Could you write out the records below exactly as they appear?

_____

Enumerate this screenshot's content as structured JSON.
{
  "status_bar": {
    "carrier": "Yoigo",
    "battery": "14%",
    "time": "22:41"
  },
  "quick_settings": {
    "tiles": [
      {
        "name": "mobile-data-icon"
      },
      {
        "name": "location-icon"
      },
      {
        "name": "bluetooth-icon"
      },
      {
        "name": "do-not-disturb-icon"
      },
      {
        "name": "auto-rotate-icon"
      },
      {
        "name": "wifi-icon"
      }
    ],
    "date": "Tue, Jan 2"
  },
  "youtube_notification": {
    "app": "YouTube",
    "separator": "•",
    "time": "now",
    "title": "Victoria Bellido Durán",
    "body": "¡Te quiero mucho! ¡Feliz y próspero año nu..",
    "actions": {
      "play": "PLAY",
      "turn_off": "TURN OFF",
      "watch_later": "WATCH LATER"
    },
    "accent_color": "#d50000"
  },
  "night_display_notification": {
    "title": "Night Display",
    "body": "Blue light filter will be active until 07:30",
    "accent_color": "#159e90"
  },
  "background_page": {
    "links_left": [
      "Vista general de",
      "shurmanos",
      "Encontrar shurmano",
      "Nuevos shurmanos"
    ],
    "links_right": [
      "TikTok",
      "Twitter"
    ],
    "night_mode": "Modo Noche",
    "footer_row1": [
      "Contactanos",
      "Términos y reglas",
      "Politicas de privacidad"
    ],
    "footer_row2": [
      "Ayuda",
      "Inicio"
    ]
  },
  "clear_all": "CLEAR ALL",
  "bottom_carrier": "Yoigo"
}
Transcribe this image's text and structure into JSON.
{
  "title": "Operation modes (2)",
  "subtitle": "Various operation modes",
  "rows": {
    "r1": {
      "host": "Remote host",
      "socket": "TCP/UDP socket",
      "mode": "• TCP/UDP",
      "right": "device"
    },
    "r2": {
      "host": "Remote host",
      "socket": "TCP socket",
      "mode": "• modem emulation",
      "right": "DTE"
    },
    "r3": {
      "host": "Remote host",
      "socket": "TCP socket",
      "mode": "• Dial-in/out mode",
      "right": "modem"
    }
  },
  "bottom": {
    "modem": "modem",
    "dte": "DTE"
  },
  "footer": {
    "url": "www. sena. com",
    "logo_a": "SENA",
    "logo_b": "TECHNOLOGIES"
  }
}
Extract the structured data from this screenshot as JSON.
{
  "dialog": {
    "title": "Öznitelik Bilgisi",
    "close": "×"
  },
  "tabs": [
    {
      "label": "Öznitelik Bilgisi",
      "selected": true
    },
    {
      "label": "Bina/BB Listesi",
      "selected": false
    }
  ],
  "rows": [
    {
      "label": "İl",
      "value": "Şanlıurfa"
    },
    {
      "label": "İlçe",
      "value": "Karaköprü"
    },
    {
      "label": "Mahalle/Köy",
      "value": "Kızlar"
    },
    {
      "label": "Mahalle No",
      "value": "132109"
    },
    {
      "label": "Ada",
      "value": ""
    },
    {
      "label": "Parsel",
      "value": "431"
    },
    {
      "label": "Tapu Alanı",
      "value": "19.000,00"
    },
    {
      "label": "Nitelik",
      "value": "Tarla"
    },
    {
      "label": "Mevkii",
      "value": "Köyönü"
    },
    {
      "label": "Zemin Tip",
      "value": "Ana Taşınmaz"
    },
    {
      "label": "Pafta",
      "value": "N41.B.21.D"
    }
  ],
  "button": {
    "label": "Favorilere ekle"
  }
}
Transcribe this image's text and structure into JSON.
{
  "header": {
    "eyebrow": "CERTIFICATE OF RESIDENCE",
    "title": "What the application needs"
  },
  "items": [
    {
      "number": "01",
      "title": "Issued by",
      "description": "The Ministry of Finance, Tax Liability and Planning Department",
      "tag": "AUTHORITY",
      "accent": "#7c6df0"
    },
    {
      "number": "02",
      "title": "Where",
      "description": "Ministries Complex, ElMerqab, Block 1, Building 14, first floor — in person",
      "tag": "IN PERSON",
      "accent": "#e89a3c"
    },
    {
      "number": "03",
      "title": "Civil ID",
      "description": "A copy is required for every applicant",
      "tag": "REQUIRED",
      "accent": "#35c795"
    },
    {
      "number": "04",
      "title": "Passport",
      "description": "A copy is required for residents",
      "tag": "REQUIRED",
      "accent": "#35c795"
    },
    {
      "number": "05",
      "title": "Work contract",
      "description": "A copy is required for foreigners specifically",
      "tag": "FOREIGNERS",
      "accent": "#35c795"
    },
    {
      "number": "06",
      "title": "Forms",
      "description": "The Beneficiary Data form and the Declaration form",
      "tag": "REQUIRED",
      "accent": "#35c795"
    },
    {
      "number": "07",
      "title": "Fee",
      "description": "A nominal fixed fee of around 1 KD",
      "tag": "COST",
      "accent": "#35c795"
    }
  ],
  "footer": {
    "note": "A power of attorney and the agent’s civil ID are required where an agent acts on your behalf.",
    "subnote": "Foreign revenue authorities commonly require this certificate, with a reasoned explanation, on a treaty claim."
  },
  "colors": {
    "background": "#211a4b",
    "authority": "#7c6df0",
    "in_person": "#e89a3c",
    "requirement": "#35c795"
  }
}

_____

* _Result for this task_:
Enumerate this screenshot's content as structured JSON.
{
  "status_bar": {
    "carrier": "Yoigo",
    "battery": "14%",
    "time": "22:41"
  },
  "quick_settings": {
    "tiles": [
      {
        "name": "mobile-data-icon"
      },
      {
        "name": "location-icon"
      },
      {
        "name": "bluetooth-icon"
      },
      {
        "name": "do-not-disturb-icon"
      },
      {
        "name": "auto-rotate-icon"
      },
      {
        "name": "wifi-icon"
      }
    ],
    "date": "Tue, Jan 2"
  },
  "youtube_notification": {
    "app": "YouTube",
    "separator": "•",
    "time": "now",
    "title": "Victoria Bellido Durán",
    "body": "¡Te quiero mucho! ¡Feliz y próspero año nu..",
    "actions": {
      "play": "PLAY",
      "turn_off": "TURN OFF",
      "watch_later": "WATCH LATER"
    },
    "accent_color": "#d50000"
  },
  "night_display_notification": {
    "title": "Night Display",
    "body": "Blue light filter will be active until 07:30",
    "accent_color": "#159e90"
  },
  "background_page": {
    "links_left": [
      "Vista general de",
      "shurmanos",
      "Encontrar shurmano",
      "Nuevos shurmanos"
    ],
    "links_right": [
      "TikTok",
      "Twitter"
    ],
    "night_mode": "Modo Noche",
    "footer_row1": [
      "Contactanos",
      "Términos y reglas",
      "Politicas de privacidad"
    ],
    "footer_row2": [
      "Ayuda",
      "Inicio"
    ]
  },
  "clear_all": "CLEAR ALL",
  "bottom_carrier": "Yoigo"
}
Transcribe this image's text and structure into JSON.
{
  "title": "Operation modes (2)",
  "subtitle": "Various operation modes",
  "rows": {
    "r1": {
      "host": "Remote host",
      "socket": "TCP/UDP socket",
      "mode": "• TCP/UDP",
      "right": "device"
    },
    "r2": {
      "host": "Remote host",
      "socket": "TCP socket",
      "mode": "• modem emulation",
      "right": "DTE"
    },
    "r3": {
      "host": "Remote host",
      "socket": "TCP socket",
      "mode": "• Dial-in/out mode",
      "right": "modem"
    }
  },
  "bottom": {
    "modem": "modem",
    "dte": "DTE"
  },
  "footer": {
    "url": "www. sena. com",
    "logo_a": "SENA",
    "logo_b": "TECHNOLOGIES"
  }
}
Extract the structured data from this screenshot as JSON.
{
  "dialog": {
    "title": "Öznitelik Bilgisi",
    "close": "×"
  },
  "tabs": [
    {
      "label": "Öznitelik Bilgisi",
      "selected": true
    },
    {
      "label": "Bina/BB Listesi",
      "selected": false
    }
  ],
  "rows": [
    {
      "label": "İl",
      "value": "Şanlıurfa"
    },
    {
      "label": "İlçe",
      "value": "Karaköprü"
    },
    {
      "label": "Mahalle/Köy",
      "value": "Kızlar"
    },
    {
      "label": "Mahalle No",
      "value": "132109"
    },
    {
      "label": "Ada",
      "value": ""
    },
    {
      "label": "Parsel",
      "value": "431"
    },
    {
      "label": "Tapu Alanı",
      "value": "19.000,00"
    },
    {
      "label": "Nitelik",
      "value": "Tarla"
    },
    {
      "label": "Mevkii",
      "value": "Köyönü"
    },
    {
      "label": "Zemin Tip",
      "value": "Ana Taşınmaz"
    },
    {
      "label": "Pafta",
      "value": "N41.B.21.D"
    }
  ],
  "button": {
    "label": "Favorilere ekle"
  }
}
Transcribe this image's text and structure into JSON.
{
  "header": {
    "eyebrow": "CERTIFICATE OF RESIDENCE",
    "title": "What the application needs"
  },
  "items": [
    {
      "number": "01",
      "title": "Issued by",
      "description": "The Ministry of Finance, Tax Liability and Planning Department",
      "tag": "AUTHORITY",
      "accent": "#7c6df0"
    },
    {
      "number": "02",
      "title": "Where",
      "description": "Ministries Complex, ElMerqab, Block 1, Building 14, first floor — in person",
      "tag": "IN PERSON",
      "accent": "#e89a3c"
    },
    {
      "number": "03",
      "title": "Civil ID",
      "description": "A copy is required for every applicant",
      "tag": "REQUIRED",
      "accent": "#35c795"
    },
    {
      "number": "04",
      "title": "Passport",
      "description": "A copy is required for residents",
      "tag": "REQUIRED",
      "accent": "#35c795"
    },
    {
      "number": "05",
      "title": "Work contract",
      "description": "A copy is required for foreigners specifically",
      "tag": "FOREIGNERS",
      "accent": "#35c795"
    },
    {
      "number": "06",
      "title": "Forms",
      "description": "The Beneficiary Data form and the Declaration form",
      "tag": "REQUIRED",
      "accent": "#35c795"
    },
    {
      "number": "07",
      "title": "Fee",
      "description": "A nominal fixed fee of around 1 KD",
      "tag": "COST",
      "accent": "#35c795"
    }
  ],
  "footer": {
    "note": "A power of attorney and the agent’s civil ID are required where an agent acts on your behalf.",
    "subnote": "Foreign revenue authorities commonly require this certificate, with a reasoned explanation, on a treaty claim."
  },
  "colors": {
    "background": "#211a4b",
    "authority": "#7c6df0",
    "in_person": "#e89a3c",
    "requirement": "#35c795"
  }
}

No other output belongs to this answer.